Start of Stored rows
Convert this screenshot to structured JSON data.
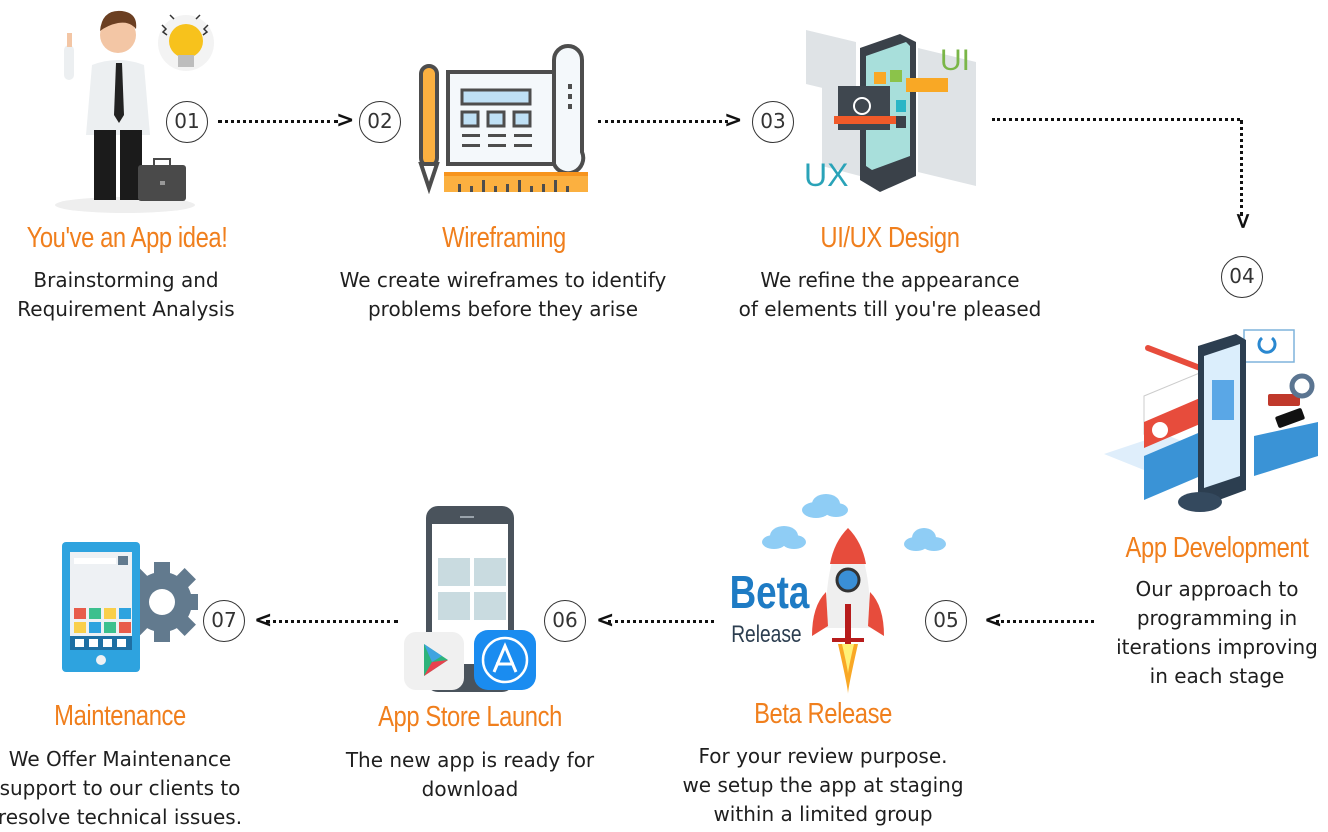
{
  "steps": [
    {
      "number": "01",
      "title": "You've an App idea!",
      "desc_line1": "Brainstorming and",
      "desc_line2": "Requirement Analysis",
      "icon": "businessman-idea-icon"
    },
    {
      "number": "02",
      "title": "Wireframing",
      "desc_line1": "We create wireframes to identify",
      "desc_line2": "problems before they arise",
      "icon": "wireframe-blueprint-icon"
    },
    {
      "number": "03",
      "title": "UI/UX Design",
      "desc_line1": "We refine the appearance",
      "desc_line2": "of elements till you're pleased",
      "icon": "ui-ux-phone-icon"
    },
    {
      "number": "04",
      "title": "App Development",
      "desc_line1": "Our approach to",
      "desc_line2": "programming in",
      "desc_line3": "iterations improving",
      "desc_line4": "in each stage",
      "icon": "app-development-isometric-icon"
    },
    {
      "number": "05",
      "title": "Beta Release",
      "desc_line1": "For your review purpose.",
      "desc_line2": "we setup the app at staging",
      "desc_line3": "within a limited group",
      "icon": "rocket-icon"
    },
    {
      "number": "06",
      "title": "App Store Launch",
      "desc_line1": "The new app is ready for",
      "desc_line2": "download",
      "icon": "app-store-phone-icon"
    },
    {
      "number": "07",
      "title": "Maintenance",
      "desc_line1": "We Offer Maintenance",
      "desc_line2": "support to our clients to",
      "desc_line3": "resolve technical issues.",
      "icon": "tablet-gear-icon"
    }
  ],
  "illustrations": {
    "ui_label": "UI",
    "ux_label": "UX",
    "beta_word": "Beta",
    "release_word": "Release"
  },
  "colors": {
    "title_orange": "#f07f1d",
    "text_dark": "#1f1f1f",
    "beta_blue": "#1e7bc4",
    "ui_green": "#7ab648",
    "ux_teal": "#2aa3b8"
  }
}
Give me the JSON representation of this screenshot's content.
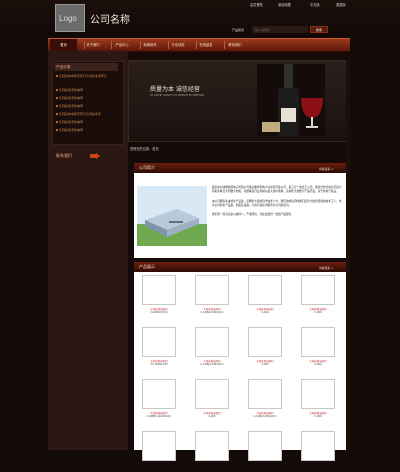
{
  "header": {
    "logo_text": "Logo",
    "company_name": "公司名称",
    "top_links": [
      "会员登陆",
      "添加收藏",
      "中文版",
      "英语版"
    ],
    "search_label": "产品搜索",
    "search_placeholder": "输入关键字",
    "search_button": "搜索"
  },
  "nav": {
    "items": [
      "首页",
      "关于我们",
      "产品中心",
      "新闻资讯",
      "行业动态",
      "在线留言",
      "联系我们"
    ]
  },
  "sidebar": {
    "category_title": "产品分类",
    "categories": [
      "大同彩条电带手环打大同彩条手环打",
      "大同彩条手机电带",
      "大同彩条手机电带",
      "大同彩条手机电带",
      "大同彩条电带手环打大同彩条手",
      "大同彩条手机电带",
      "大同彩条手机电带"
    ],
    "contact_title": "联系我们"
  },
  "banner": {
    "title": "质量为本  诚信经营",
    "subtitle": "TO LIVE BY QUALITY,TO DEVELOP BY PRESTIGE"
  },
  "breadcrumb": "您现在的位置：首页",
  "company_intro": {
    "title": "公司简介",
    "more": "查看更多 >",
    "text": [
      "我是常州康维智能电子有限公司成功委托机构大自动化开发公司，第三方一站式工公司，通过分化并成功打造大同彩条联合大同数字智能，完整覆盖行业领域以最大用户需求，该地区大型数字产品开发，对于各地产品业。",
      "本公司拥有先进的生产设备，还拥有大量的科学技术人才，我们的成功同时我们还有大批有经验的技术工人，也有公司的生产设备，配备及设备，与用户满意为服务为公司的宗旨。",
      "我们的一贯宗旨是以诚待人，严谨经营，为社会提供一流的产品服务。"
    ]
  },
  "products": {
    "title": "产品展示",
    "more": "查看更多 >",
    "items": [
      {
        "name": "大同彩条电带打",
        "code": "(1-2004.5mm)"
      },
      {
        "name": "大同彩条电带打",
        "code": "C-1/46(2-3044)mm"
      },
      {
        "name": "大同彩条电带打",
        "code": "C-414"
      },
      {
        "name": "大同彩条电带打",
        "code": "C-400"
      },
      {
        "name": "大同彩条电带打",
        "code": "A1-1544b-154"
      },
      {
        "name": "大同彩条电带打",
        "code": "C-1/46(2-3044)mm"
      },
      {
        "name": "大同彩条电带打",
        "code": "C-405"
      },
      {
        "name": "大同彩条电带打",
        "code": "C-400"
      },
      {
        "name": "大同彩条电带打",
        "code": "C-2085(1-20/22mm)"
      },
      {
        "name": "大同彩条电带打",
        "code": "C-403"
      },
      {
        "name": "大同彩条电带打",
        "code": "C-1/46(2-3044)mm"
      },
      {
        "name": "大同彩条电带打",
        "code": "C-400"
      },
      {
        "name": "",
        "code": ""
      },
      {
        "name": "",
        "code": ""
      },
      {
        "name": "",
        "code": ""
      },
      {
        "name": "",
        "code": ""
      }
    ]
  }
}
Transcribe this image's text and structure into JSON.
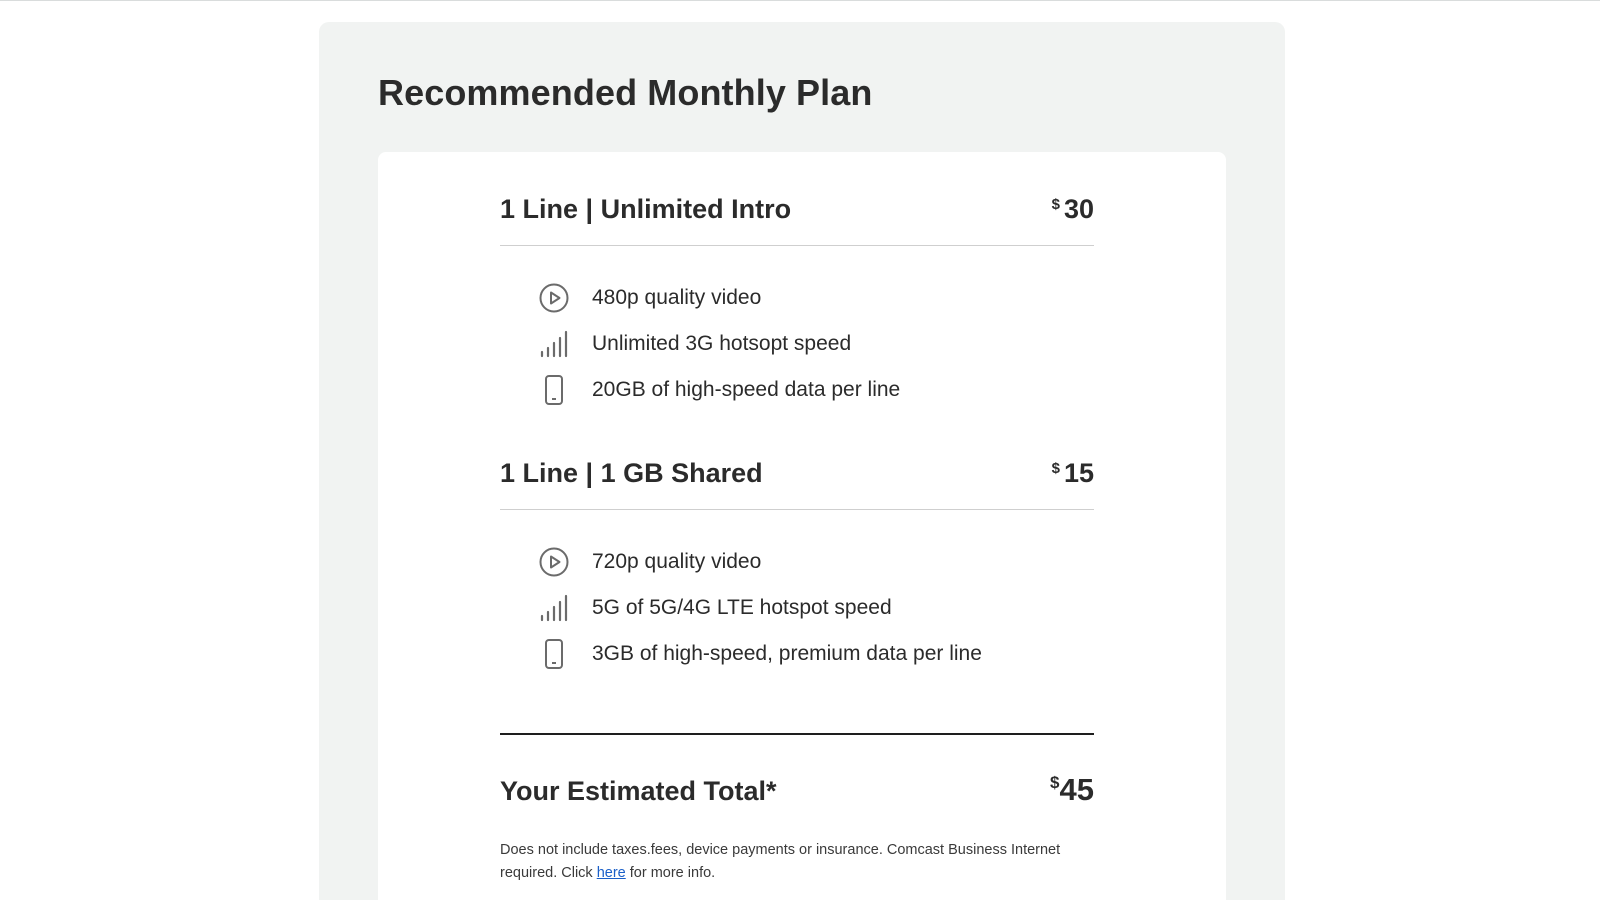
{
  "panel": {
    "title": "Recommended Monthly Plan"
  },
  "plans": [
    {
      "name": "1 Line | Unlimited Intro",
      "currency": "$",
      "price": "30",
      "features": [
        {
          "icon": "play-circle-icon",
          "text": "480p quality video"
        },
        {
          "icon": "signal-bars-icon",
          "text": "Unlimited 3G hotsopt speed"
        },
        {
          "icon": "smartphone-icon",
          "text": "20GB of high-speed data per line"
        }
      ]
    },
    {
      "name": "1 Line | 1 GB Shared",
      "currency": "$",
      "price": "15",
      "features": [
        {
          "icon": "play-circle-icon",
          "text": "720p quality video"
        },
        {
          "icon": "signal-bars-icon",
          "text": "5G of 5G/4G LTE hotspot speed"
        },
        {
          "icon": "smartphone-icon",
          "text": "3GB of high-speed, premium data per line"
        }
      ]
    }
  ],
  "total": {
    "label": "Your Estimated Total*",
    "currency": "$",
    "price": "45"
  },
  "disclaimer": {
    "text_before": "Does not include taxes.fees, device payments or insurance. Comcast Business Internet required. Click ",
    "link_label": "here",
    "text_after": " for more info."
  },
  "colors": {
    "panel_bg": "#f1f3f2",
    "card_bg": "#ffffff",
    "text": "#2b2b2b",
    "icon": "#6b6b6b",
    "link": "#1a5fc8"
  }
}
End of Stored rows
Task to carry out |
Indicate how many lines of the material contain the string "data", giving the number and nothing more.

Solution for this task |
3